Work required:
Answer these questions using the interview with Ken Davidoff below:
(a) Which newspaper did Davidoff read devoutly while growing up?
(b) What two subjects did he double-major in?
(c) How many substitute teaching gigs discouraged him from pursuing a teaching career?
━━━━━ Excerpt provided ━━━━━
Media eInterviews: Ken Davidoff

Follow Ken Davidoff on twitter and you’ll know that he is an even-handed and fair analyst of the game that is friendly to advanced statistics. If you’re lucky enough to be an Optimum Online cable subscriber, you also get his Baseball Insider column for free on If not, his work (and Alan Hahn’s on the basketball side) are worth the cost of subscription.

Eno Sarris: What’s your background? Where did you grow up and go to school, and what did you study?

Ken Davidoff: I grew up in Edison, NJ, a huge baseball fan and a devout reader of the Newark Star-Ledger. I would read Moss Klein’s coverage of the Yankees, and I wanted to be Moss Klein (their Yankees beat writer, for young ‘uns who don’t know) when I grew up. I knew by age eight that playing Major League Baseball wasn’t going to work out for me.

I attended the University of Michigan, even though that was the one school to which I was accepted (the others were Syracuse, Boston University and George Washington) that didn’t have a strong journalism program. I figured I’d choose the best school and let the chips fall where they may. I joined The Michigan Daily my sophomore year, spent second semester of my junior year at American University and then returned to Michigan for my senior year.

Between real-world experience in Washington (I interned for CBS News and “The McLaughlin Group”) and school experience of covering the Michigan basketball team (Chris Webber’s championship game timeout marked the end of the season I covered – my senior year), I was quite certain that I wanted to pursue journalism, be it sports or otherwise.

Oh, and what did I “study”? LOL. I double-majored in English and Communication. Academics stopped being a priority for me by roughly the start of my junior year. I focused far more on the journalism stuff.

Eno Sarris: So you knew you were ready to report in college, and even before. Were there any other ideas you had about your future that you discarded along the way?

Ken Davidoff
: Not seriously, no. When I struggled at the beginning of my career, I started substitute teaching to make a few extra bucks, but three such gigs dissuaded me from seriously contemplating a teaching career.

Eno Sarris: What was it about Moss Klein, and his coverage, that spoke to you? Just that he wrote about your favorite team growing up, or did you find something particularly compelling about the way he wrote?

Ken Davidoff: I guess I enjoyed his intelligence most of all. His mastery of the Yankees, which were indeed my favorite team. And the idea of doing what he did really appealed to me.

Eno Sarris: Have you retained an element of teaching in your writing despite leaving the profession behind?
━━━━━ Data records ━━━━━
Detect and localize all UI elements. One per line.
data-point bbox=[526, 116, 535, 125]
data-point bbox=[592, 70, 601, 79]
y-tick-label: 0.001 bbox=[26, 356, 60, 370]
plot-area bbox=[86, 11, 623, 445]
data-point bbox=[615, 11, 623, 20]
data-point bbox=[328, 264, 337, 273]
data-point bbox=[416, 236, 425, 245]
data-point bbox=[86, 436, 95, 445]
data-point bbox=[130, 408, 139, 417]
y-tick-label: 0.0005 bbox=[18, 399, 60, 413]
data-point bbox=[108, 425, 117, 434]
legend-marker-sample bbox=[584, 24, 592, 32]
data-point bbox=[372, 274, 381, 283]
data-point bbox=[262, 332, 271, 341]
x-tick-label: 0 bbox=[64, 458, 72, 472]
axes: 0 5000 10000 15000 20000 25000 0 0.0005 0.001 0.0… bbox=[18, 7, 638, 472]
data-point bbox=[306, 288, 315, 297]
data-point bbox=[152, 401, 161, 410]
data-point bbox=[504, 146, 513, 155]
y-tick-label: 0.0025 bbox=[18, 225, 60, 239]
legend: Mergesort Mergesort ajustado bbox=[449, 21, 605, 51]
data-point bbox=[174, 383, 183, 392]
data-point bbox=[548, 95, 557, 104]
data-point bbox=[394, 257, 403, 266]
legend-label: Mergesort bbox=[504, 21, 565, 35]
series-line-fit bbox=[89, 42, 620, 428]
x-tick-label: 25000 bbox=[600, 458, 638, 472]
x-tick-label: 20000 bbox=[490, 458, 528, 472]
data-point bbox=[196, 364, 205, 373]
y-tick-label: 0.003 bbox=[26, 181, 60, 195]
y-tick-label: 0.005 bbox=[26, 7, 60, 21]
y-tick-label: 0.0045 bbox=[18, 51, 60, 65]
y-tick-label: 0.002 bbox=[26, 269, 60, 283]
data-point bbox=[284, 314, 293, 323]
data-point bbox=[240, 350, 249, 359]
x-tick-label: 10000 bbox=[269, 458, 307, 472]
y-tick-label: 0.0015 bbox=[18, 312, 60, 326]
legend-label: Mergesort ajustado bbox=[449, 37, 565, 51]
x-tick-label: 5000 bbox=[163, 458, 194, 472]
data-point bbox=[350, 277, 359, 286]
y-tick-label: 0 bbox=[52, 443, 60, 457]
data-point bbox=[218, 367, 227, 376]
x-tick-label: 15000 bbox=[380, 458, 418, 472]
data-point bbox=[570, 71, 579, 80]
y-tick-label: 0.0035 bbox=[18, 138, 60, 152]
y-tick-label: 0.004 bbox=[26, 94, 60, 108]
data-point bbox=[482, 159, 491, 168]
━━━━━
Answer to the exercise:
(a) The Newark Star-Ledger
(b) English and Communication
(c) Three